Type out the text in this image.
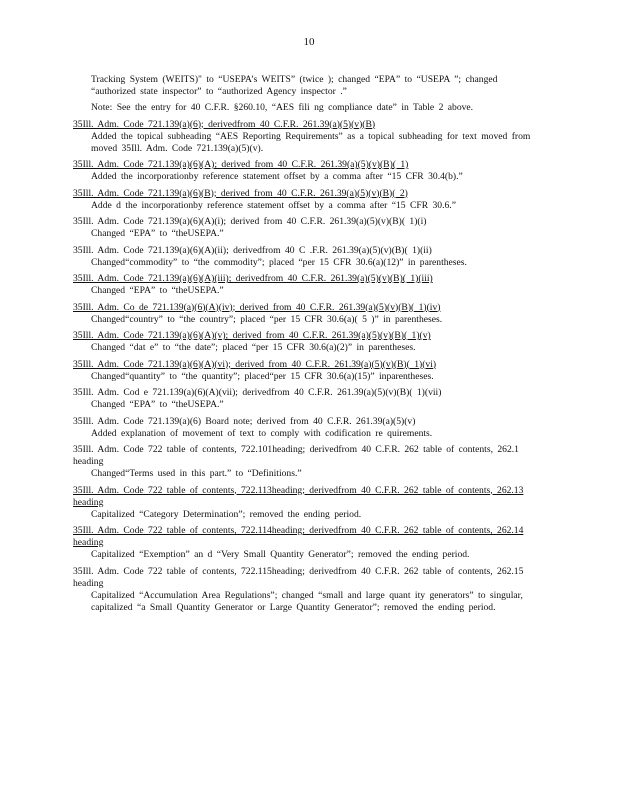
10
Tracking System (WEITS)" to “USEPA’s WEITS” (twice ); changed “EPA” to “USEPA ”; changed “authorized state inspector” to “authorized Agency inspector .”
Note: See the entry for 40 C.F.R. §260.10, “AES fili ng compliance date” in Table 2 above.
35Ill. Adm. Code 721.139(a)(6); derivedfrom 40 C.F.R. 261.39(a)(5)(v)(B)
Added the topical subheading “AES Reporting Requirements” as a topical subheading for text moved from moved 35Ill. Adm. Code 721.139(a)(5)(v).
35Ill. Adm. Code 721.139(a)(6)(A); derived from 40 C.F.R. 261.39(a)(5)(v)(B)( 1)
Added the incorporationby reference statement offset by a comma after “15 CFR 30.4(b).”
35Ill. Adm. Code 721.139(a)(6)(B); derived from 40 C.F.R. 261.39(a)(5)(v)(B)( 2)
Adde d the incorporationby reference statement offset by a comma after “15 CFR 30.6.”
35Ill. Adm. Code 721.139(a)(6)(A)(i); derived from 40 C.F.R. 261.39(a)(5)(v)(B)( 1)(i)
Changed “EPA” to “theUSEPA.”
35Ill. Adm. Code 721.139(a)(6)(A)(ii); derivedfrom 40 C .F.R. 261.39(a)(5)(v)(B)( 1)(ii)
Changed“commodity” to “the commodity”; placed “per 15 CFR 30.6(a)(12)” in parentheses.
35Ill. Adm. Code 721.139(a)(6)(A)(iii); derivedfrom 40 C.F.R. 261.39(a)(5)(v)(B)( 1)(iii)
Changed “EPA” to “theUSEPA.”
35Ill. Adm. Co de 721.139(a)(6)(A)(iv); derived from 40 C.F.R. 261.39(a)(5)(v)(B)( 1)(iv)
Changed“country” to “the country”; placed “per 15 CFR 30.6(a)( 5 )” in parentheses.
35Ill. Adm. Code 721.139(a)(6)(A)(v); derived from 40 C.F.R. 261.39(a)(5)(v)(B)( 1)(v)
Changed “dat e” to “the date”; placed “per 15 CFR 30.6(a)(2)” in parentheses.
35Ill. Adm. Code 721.139(a)(6)(A)(vi); derived from 40 C.F.R. 261.39(a)(5)(v)(B)( 1)(vi)
Changed“quantity” to “the quantity”; placed“per 15 CFR 30.6(a)(15)” inparentheses.
35Ill. Adm. Cod e 721.139(a)(6)(A)(vii); derivedfrom 40 C.F.R. 261.39(a)(5)(v)(B)( 1)(vii)
Changed “EPA” to “theUSEPA.”
35Ill. Adm. Code 721.139(a)(6) Board note; derived from 40 C.F.R. 261.39(a)(5)(v)
Added explanation of movement of text to comply with codification re quirements.
35Ill. Adm. Code 722 table of contents, 722.101heading; derivedfrom 40 C.F.R. 262 table of contents, 262.1 heading
Changed“Terms used in this part.” to “Definitions.”
35Ill. Adm. Code 722 table of contents, 722.113heading; derivedfrom 40 C.F.R. 262 table of contents, 262.13 heading
Capitalized “Category Determination”; removed the ending period.
35Ill. Adm. Code 722 table of contents, 722.114heading; derivedfrom 40 C.F.R. 262 table of contents, 262.14 heading
Capitalized “Exemption” an d “Very Small Quantity Generator”; removed the ending period.
35Ill. Adm. Code 722 table of contents, 722.115heading; derivedfrom 40 C.F.R. 262 table of contents, 262.15 heading
Capitalized “Accumulation Area Regulations”; changed “small and large quant ity generators” to singular, capitalized “a Small Quantity Generator or Large Quantity Generator”; removed the ending period.
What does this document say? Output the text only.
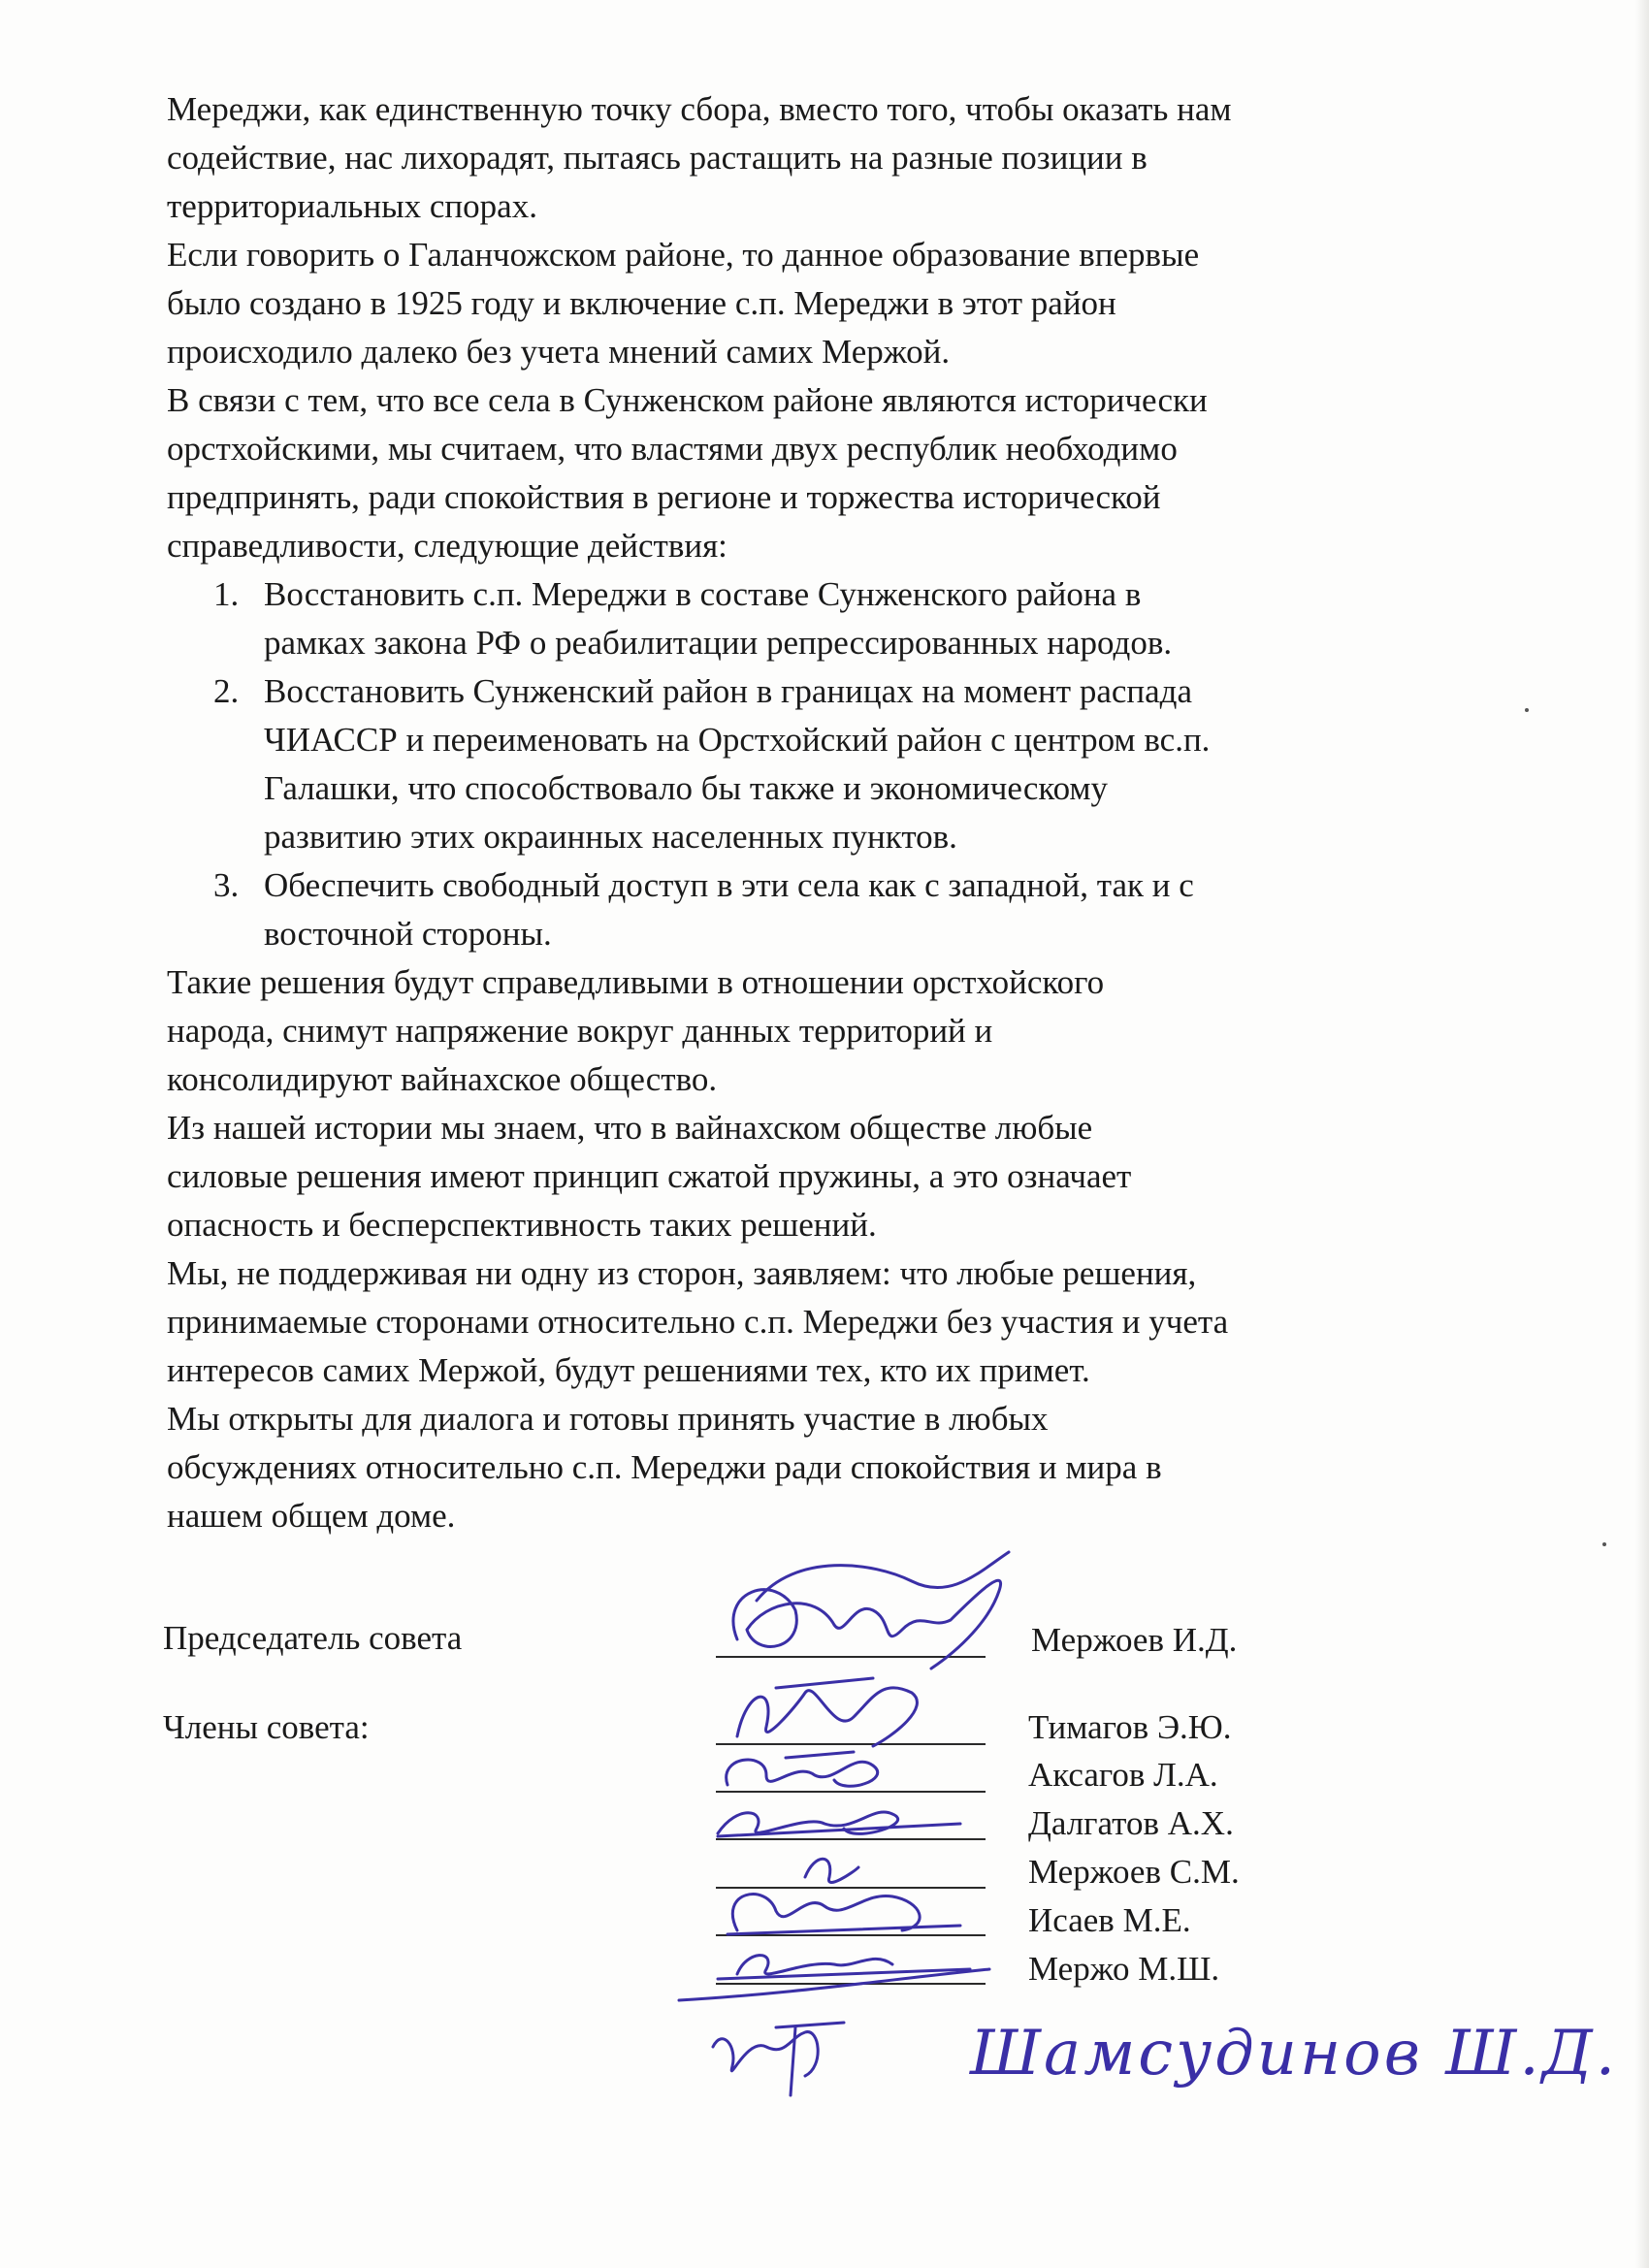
Мереджи, как единственную точку сбора, вместо того, чтобы оказать нам
содействие, нас лихорадят, пытаясь растащить на разные позиции в
территориальных спорах.

Если говорить о Галанчожском районе, то данное образование впервые
было создано в 1925 году и включение с.п. Мереджи в этот район
происходило далеко без учета мнений самих Мержой.

В связи с тем, что все села в Сунженском районе являются исторически
орстхойскими, мы считаем, что властями двух республик необходимо
предпринять, ради спокойствия в регионе и торжества исторической
справедливости, следующие действия:

1. Восстановить с.п. Мереджи в составе Сунженского района в
рамках закона РФ о реабилитации репрессированных народов.
2. Восстановить Сунженский район в границах на момент распада
ЧИАССР и переименовать на Орстхойский район с центром вс.п.
Галашки, что способствовало бы также и экономическому
развитию этих окраинных населенных пунктов.
3. Обеспечить свободный доступ в эти села как с западной, так и с
восточной стороны.

Такие решения будут справедливыми в отношении орстхойского
народа, снимут напряжение вокруг данных территорий и
консолидируют вайнахское общество.

Из нашей истории мы знаем, что в вайнахском обществе любые
силовые решения имеют принцип сжатой пружины, а это означает
опасность и бесперспективность таких решений.

Мы, не поддерживая ни одну из сторон, заявляем: что любые решения,
принимаемые сторонами относительно с.п. Мереджи без участия и учета
интересов самих Мержой, будут решениями тех, кто их примет.

Мы открыты для диалога и готовы принять участие в любых
обсуждениях относительно с.п. Мереджи ради спокойствия и мира в
нашем общем доме.

Председатель совета	Мержоев И.Д.
Члены совета:	Тимагов Э.Ю.
Аксагов Л.А.
Далгатов А.Х.
Мержоев С.М.
Исаев М.Е.
Мержо М.Ш.
Шамсудинов Ш.Д.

=-=-=-=-=

Your objective =>
Show every line of the listing in which the string "text" can be found.

Answer to the exercise =>
Type out the text in this image.
Added the topical subheading “AES Reporting Requirements” as a topical subheading for text moved from moved 35Ill. Adm. Code 721.139(a)(5)(v).
Added explanation of movement of text to comply with codification re quirements.
What does this document say? Output the text only.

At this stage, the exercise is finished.